# WHAT THE TASK REQUIRES:
Reproduce exactly the lines from the one containing "Read out every word on this page." through the last line of the records below, both included. Leave out any pictures.
BEGIN GIVEN ENTRIES
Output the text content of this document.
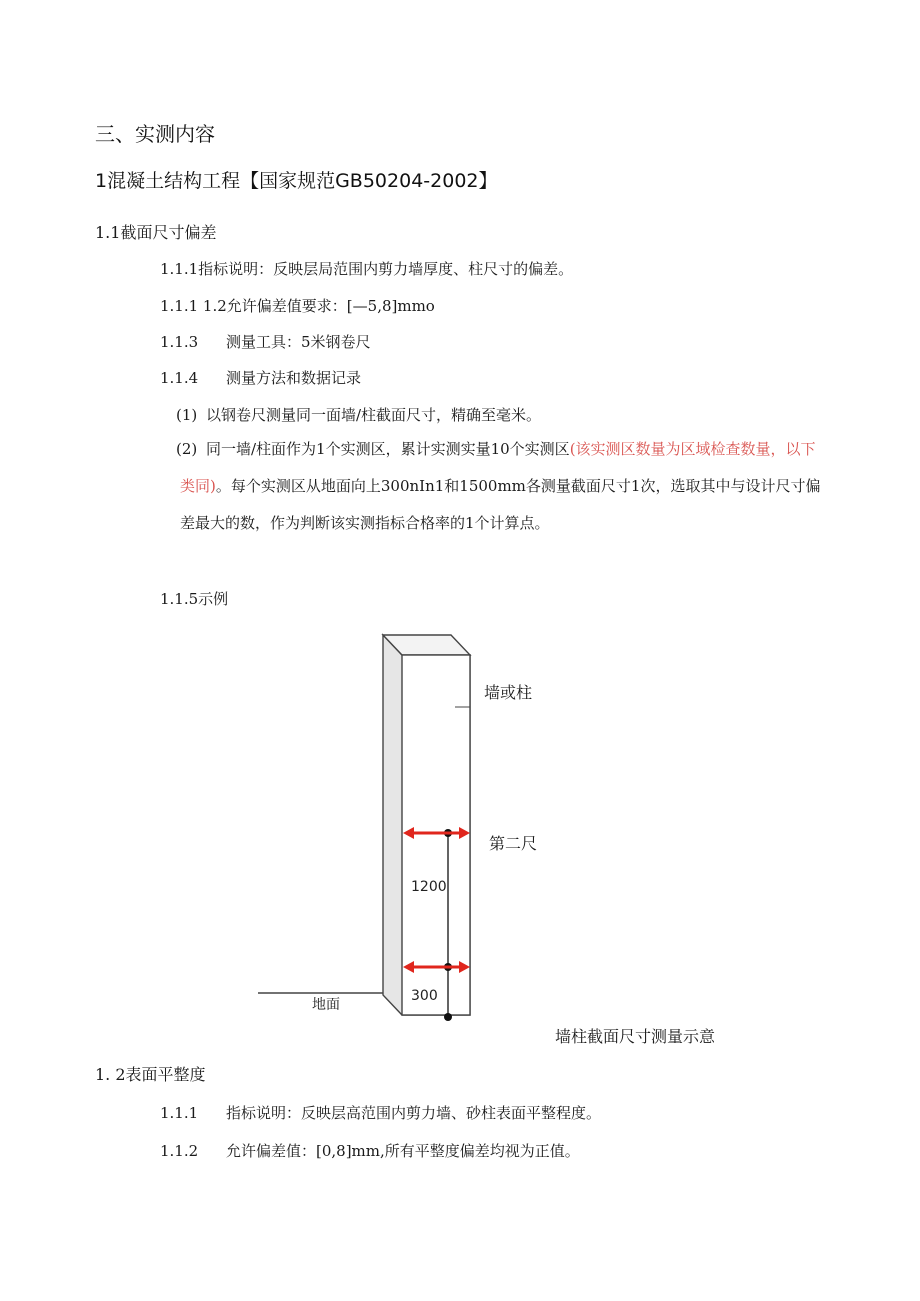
三、实测内容
1混凝土结构工程【国家规范GB50204-2002】
1.1截面尺寸偏差
1.1.1指标说明：反映层局范围内剪力墙厚度、柱尺寸的偏差。
1.1.1 1.2允许偏差值要求：[—5,8]mmo
1.1.3 测量工具：5米钢卷尺
1.1.4 测量方法和数据记录
(1) 以钢卷尺测量同一面墙/柱截面尺寸，精确至毫米。
(2) 同一墙/柱面作为1个实测区，累计实测实量10个实测区(该实测区数量为区域检查数量，以下类同)。每个实测区从地面向上300nIn1和1500mm各测量截面尺寸1次，选取其中与设计尺寸偏差最大的数，作为判断该实测指标合格率的1个计算点。
1.1.5示例
1200
300
墙或柱
第二尺
地面
墙柱截面尺寸测量示意
1. 2表面平整度
1.1.1 指标说明：反映层高范围内剪力墙、砂柱表面平整程度。
1.1.2 允许偏差值：[0,8]mm,所有平整度偏差均视为正值。
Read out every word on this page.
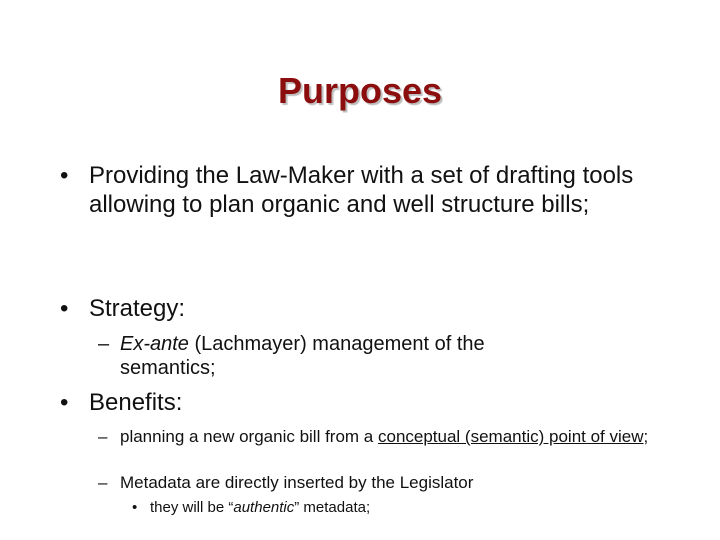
Purposes
• Providing the Law-Maker with a set of drafting tools allowing to plan organic and well structure bills;
• Strategy:
– Ex-ante (Lachmayer) management of the semantics;
• Benefits:
– planning a new organic bill from a conceptual (semantic) point of view;
– Metadata are directly inserted by the Legislator
• they will be “authentic” metadata;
END GIVEN ENTRIES
# RESULT OF THIS EXERCISE:
Read out every word on this page.
Purposes
• Providing the Law-Maker with a set of drafting tools allowing to plan organic and well structure bills;
• Strategy:
– Ex-ante (Lachmayer) management of the semantics;
• Benefits:
– planning a new organic bill from a conceptual (semantic) point of view;
– Metadata are directly inserted by the Legislator
• they will be “authentic” metadata;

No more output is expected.